• [Aim of the task]: When you come to the line with "Give me the", begin repeating; continue exactly through the final line of the records and include nothing from before.

[Figure content listings]
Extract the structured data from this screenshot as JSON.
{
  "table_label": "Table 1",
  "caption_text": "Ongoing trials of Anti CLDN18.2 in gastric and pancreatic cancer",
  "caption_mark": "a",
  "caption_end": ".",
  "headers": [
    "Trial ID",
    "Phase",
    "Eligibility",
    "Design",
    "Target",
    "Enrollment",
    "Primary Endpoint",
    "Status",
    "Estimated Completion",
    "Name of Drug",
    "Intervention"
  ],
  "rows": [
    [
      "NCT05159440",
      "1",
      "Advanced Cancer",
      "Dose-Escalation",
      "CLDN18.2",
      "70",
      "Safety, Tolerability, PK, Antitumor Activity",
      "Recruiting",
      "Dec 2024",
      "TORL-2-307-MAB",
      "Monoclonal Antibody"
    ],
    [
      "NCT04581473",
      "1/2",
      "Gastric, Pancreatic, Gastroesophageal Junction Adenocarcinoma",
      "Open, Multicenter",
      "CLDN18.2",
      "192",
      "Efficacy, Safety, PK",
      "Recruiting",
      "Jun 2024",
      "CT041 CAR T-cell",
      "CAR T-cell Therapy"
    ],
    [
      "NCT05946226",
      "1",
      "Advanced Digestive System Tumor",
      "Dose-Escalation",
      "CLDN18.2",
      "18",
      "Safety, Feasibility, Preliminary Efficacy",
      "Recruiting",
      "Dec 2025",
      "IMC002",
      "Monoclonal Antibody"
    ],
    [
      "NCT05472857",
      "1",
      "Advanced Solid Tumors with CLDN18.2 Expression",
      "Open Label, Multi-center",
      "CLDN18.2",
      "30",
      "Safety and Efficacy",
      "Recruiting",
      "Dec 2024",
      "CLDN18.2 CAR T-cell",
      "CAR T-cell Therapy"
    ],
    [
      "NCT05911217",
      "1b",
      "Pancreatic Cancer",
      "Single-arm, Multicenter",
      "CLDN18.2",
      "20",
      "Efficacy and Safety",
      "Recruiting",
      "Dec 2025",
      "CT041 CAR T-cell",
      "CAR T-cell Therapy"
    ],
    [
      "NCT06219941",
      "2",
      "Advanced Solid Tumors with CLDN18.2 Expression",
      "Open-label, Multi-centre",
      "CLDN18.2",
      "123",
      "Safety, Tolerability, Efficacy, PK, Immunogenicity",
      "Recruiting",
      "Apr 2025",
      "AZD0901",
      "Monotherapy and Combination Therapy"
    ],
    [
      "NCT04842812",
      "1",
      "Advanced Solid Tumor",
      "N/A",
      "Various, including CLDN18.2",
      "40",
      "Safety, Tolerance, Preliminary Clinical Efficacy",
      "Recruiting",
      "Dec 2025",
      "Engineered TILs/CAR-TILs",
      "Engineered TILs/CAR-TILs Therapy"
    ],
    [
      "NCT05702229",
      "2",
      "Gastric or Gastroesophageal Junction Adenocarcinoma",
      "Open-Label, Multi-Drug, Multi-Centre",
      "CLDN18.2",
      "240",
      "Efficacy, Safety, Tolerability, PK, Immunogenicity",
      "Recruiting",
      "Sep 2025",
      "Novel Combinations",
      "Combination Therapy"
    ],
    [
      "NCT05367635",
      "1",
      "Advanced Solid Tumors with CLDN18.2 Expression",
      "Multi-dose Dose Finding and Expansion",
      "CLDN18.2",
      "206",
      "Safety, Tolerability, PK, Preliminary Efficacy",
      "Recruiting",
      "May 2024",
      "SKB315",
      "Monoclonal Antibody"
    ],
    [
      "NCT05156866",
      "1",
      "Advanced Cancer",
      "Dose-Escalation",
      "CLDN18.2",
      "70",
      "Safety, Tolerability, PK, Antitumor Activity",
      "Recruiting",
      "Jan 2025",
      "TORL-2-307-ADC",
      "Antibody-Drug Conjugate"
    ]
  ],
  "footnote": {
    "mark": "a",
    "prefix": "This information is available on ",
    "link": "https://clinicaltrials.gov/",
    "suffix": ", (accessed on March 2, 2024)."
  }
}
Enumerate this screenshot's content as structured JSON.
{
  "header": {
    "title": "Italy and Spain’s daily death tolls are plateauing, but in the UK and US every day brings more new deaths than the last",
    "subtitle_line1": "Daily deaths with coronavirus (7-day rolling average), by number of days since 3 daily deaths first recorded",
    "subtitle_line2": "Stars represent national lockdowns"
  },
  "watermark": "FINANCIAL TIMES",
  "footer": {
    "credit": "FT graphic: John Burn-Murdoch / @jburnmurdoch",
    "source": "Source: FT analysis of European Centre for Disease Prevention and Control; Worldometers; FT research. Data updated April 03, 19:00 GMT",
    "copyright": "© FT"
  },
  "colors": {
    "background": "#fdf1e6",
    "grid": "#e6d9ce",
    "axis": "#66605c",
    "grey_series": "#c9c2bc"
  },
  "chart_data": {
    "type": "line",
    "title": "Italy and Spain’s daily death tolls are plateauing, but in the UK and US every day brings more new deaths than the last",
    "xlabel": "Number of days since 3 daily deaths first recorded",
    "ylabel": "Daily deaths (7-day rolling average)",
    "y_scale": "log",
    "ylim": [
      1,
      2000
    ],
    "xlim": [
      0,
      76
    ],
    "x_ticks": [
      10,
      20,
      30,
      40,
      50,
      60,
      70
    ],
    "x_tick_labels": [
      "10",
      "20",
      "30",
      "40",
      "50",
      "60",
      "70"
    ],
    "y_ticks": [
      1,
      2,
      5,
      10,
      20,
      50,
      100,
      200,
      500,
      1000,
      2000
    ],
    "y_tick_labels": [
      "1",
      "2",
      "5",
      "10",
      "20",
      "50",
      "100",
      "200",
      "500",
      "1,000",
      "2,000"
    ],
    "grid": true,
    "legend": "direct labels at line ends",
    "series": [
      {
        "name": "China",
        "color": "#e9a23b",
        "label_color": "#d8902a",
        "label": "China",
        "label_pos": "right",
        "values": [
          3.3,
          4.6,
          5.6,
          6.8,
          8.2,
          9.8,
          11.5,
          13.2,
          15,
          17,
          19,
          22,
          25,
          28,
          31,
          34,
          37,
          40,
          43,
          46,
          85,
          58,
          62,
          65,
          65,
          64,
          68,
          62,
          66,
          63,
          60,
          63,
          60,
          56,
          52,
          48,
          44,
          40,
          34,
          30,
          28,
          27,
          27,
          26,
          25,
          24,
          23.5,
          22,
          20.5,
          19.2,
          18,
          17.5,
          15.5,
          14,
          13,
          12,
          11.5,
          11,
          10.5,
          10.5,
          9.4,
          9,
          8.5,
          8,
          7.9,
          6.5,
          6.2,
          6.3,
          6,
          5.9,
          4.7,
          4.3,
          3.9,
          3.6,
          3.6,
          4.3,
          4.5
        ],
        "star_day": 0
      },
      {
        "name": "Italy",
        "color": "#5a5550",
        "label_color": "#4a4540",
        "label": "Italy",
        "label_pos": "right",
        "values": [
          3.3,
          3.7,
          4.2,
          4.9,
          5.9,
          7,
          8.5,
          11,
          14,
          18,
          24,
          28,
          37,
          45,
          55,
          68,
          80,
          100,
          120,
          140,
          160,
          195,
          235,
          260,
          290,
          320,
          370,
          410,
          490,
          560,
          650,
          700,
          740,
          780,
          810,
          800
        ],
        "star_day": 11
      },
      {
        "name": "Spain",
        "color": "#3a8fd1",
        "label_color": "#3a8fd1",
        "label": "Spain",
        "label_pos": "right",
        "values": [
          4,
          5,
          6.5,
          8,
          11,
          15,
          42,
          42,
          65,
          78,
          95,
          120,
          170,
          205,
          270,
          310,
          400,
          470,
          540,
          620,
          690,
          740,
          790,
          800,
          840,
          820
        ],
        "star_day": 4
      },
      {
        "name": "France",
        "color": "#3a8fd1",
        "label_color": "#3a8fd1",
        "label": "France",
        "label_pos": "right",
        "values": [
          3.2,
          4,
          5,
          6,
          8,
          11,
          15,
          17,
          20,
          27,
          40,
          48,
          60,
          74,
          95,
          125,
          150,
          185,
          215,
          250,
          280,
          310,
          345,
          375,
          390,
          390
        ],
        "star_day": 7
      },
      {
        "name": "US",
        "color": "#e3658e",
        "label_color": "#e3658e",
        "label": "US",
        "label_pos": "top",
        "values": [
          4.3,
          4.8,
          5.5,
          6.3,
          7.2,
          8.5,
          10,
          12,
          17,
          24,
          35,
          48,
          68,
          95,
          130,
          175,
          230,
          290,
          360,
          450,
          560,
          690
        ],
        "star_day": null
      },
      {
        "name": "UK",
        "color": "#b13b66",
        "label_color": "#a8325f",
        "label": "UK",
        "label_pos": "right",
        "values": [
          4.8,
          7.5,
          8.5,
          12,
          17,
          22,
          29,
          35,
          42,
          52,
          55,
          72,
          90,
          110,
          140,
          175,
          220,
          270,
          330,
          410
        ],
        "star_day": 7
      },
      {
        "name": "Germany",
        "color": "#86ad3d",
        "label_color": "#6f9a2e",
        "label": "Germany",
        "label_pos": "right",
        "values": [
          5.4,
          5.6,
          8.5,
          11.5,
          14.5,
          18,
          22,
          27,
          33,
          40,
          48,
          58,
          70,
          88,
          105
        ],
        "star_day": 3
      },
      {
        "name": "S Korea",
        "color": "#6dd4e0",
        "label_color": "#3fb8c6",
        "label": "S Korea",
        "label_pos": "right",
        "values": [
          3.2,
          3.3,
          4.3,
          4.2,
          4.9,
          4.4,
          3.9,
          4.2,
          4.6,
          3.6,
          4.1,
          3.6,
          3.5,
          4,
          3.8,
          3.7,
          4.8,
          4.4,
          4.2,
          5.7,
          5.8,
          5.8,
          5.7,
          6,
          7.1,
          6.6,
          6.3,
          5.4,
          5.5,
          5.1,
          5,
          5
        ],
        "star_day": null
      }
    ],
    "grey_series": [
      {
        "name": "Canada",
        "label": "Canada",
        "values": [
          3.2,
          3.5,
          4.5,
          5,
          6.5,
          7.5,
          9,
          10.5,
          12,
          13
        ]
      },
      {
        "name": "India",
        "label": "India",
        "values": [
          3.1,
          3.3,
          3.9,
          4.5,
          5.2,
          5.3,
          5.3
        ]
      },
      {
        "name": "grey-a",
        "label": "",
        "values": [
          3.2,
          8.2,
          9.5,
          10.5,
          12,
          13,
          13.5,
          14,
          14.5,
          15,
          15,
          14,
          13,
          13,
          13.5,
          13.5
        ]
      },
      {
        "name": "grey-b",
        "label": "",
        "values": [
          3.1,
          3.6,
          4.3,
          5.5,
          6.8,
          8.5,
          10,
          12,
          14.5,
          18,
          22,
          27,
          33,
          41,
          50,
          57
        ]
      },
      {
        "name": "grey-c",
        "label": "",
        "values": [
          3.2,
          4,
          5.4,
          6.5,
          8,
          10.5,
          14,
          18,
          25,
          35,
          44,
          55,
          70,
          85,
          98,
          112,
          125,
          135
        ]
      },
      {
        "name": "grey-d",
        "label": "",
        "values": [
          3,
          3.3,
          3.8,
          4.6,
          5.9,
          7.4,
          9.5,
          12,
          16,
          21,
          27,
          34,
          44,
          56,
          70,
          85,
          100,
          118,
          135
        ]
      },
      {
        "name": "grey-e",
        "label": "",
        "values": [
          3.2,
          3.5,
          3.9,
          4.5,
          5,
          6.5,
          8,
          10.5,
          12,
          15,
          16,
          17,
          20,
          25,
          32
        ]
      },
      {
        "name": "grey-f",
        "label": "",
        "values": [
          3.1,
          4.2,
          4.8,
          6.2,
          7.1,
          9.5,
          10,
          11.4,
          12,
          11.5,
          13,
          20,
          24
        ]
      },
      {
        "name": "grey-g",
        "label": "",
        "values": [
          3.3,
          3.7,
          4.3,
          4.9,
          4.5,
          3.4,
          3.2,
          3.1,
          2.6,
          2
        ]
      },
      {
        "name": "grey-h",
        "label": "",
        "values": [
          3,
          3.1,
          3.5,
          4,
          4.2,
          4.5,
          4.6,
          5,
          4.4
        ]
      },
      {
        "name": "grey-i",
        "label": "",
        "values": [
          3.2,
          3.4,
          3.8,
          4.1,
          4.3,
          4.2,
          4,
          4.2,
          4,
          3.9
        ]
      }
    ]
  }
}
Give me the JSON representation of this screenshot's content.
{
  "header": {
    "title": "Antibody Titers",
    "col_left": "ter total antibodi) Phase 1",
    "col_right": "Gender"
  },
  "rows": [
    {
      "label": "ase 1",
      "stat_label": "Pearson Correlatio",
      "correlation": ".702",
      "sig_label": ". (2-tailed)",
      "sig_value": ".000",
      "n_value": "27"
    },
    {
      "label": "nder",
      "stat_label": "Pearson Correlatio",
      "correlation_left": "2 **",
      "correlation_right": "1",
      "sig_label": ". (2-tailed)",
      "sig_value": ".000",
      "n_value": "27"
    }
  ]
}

• [Answer box]:
Give me the JSON representation of this screenshot's content.
{
  "header": {
    "title": "Antibody Titers",
    "col_left": "ter total antibodi) Phase 1",
    "col_right": "Gender"
  },
  "rows": [
    {
      "label": "ase 1",
      "stat_label": "Pearson Correlatio",
      "correlation": ".702",
      "sig_label": ". (2-tailed)",
      "sig_value": ".000",
      "n_value": "27"
    },
    {
      "label": "nder",
      "stat_label": "Pearson Correlatio",
      "correlation_left": "2 **",
      "correlation_right": "1",
      "sig_label": ". (2-tailed)",
      "sig_value": ".000",
      "n_value": "27"
    }
  ]
}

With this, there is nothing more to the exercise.